■ What you need to do ■
Copy out every record below, word for word.

■ Listed entries ■
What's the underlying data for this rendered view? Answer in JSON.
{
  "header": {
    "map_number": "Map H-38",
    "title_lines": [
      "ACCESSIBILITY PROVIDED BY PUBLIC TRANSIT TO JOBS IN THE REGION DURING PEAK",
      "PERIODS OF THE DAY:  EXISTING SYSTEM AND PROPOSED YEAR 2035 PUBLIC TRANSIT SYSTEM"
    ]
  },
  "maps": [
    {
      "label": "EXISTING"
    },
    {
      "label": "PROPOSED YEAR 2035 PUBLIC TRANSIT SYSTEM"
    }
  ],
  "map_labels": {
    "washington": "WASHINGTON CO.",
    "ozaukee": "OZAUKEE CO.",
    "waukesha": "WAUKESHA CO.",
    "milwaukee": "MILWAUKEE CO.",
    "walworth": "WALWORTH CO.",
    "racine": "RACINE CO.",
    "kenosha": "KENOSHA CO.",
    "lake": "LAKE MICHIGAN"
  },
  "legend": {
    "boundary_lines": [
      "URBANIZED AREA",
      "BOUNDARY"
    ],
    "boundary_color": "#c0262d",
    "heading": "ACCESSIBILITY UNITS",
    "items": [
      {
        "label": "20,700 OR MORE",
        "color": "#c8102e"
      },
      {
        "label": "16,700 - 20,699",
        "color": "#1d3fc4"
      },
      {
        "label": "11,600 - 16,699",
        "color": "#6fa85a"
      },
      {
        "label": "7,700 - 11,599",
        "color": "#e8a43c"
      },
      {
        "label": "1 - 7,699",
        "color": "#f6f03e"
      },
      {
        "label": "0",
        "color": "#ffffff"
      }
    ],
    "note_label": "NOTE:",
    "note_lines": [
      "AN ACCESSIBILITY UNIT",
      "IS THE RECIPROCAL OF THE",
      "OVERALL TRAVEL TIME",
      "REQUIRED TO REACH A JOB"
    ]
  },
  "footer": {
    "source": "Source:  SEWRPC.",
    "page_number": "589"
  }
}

■ Complete response ■
What's the underlying data for this rendered view? Answer in JSON.
{
  "header": {
    "map_number": "Map H-38",
    "title_lines": [
      "ACCESSIBILITY PROVIDED BY PUBLIC TRANSIT TO JOBS IN THE REGION DURING PEAK",
      "PERIODS OF THE DAY:  EXISTING SYSTEM AND PROPOSED YEAR 2035 PUBLIC TRANSIT SYSTEM"
    ]
  },
  "maps": [
    {
      "label": "EXISTING"
    },
    {
      "label": "PROPOSED YEAR 2035 PUBLIC TRANSIT SYSTEM"
    }
  ],
  "map_labels": {
    "washington": "WASHINGTON CO.",
    "ozaukee": "OZAUKEE CO.",
    "waukesha": "WAUKESHA CO.",
    "milwaukee": "MILWAUKEE CO.",
    "walworth": "WALWORTH CO.",
    "racine": "RACINE CO.",
    "kenosha": "KENOSHA CO.",
    "lake": "LAKE MICHIGAN"
  },
  "legend": {
    "boundary_lines": [
      "URBANIZED AREA",
      "BOUNDARY"
    ],
    "boundary_color": "#c0262d",
    "heading": "ACCESSIBILITY UNITS",
    "items": [
      {
        "label": "20,700 OR MORE",
        "color": "#c8102e"
      },
      {
        "label": "16,700 - 20,699",
        "color": "#1d3fc4"
      },
      {
        "label": "11,600 - 16,699",
        "color": "#6fa85a"
      },
      {
        "label": "7,700 - 11,599",
        "color": "#e8a43c"
      },
      {
        "label": "1 - 7,699",
        "color": "#f6f03e"
      },
      {
        "label": "0",
        "color": "#ffffff"
      }
    ],
    "note_label": "NOTE:",
    "note_lines": [
      "AN ACCESSIBILITY UNIT",
      "IS THE RECIPROCAL OF THE",
      "OVERALL TRAVEL TIME",
      "REQUIRED TO REACH A JOB"
    ]
  },
  "footer": {
    "source": "Source:  SEWRPC.",
    "page_number": "589"
  }
}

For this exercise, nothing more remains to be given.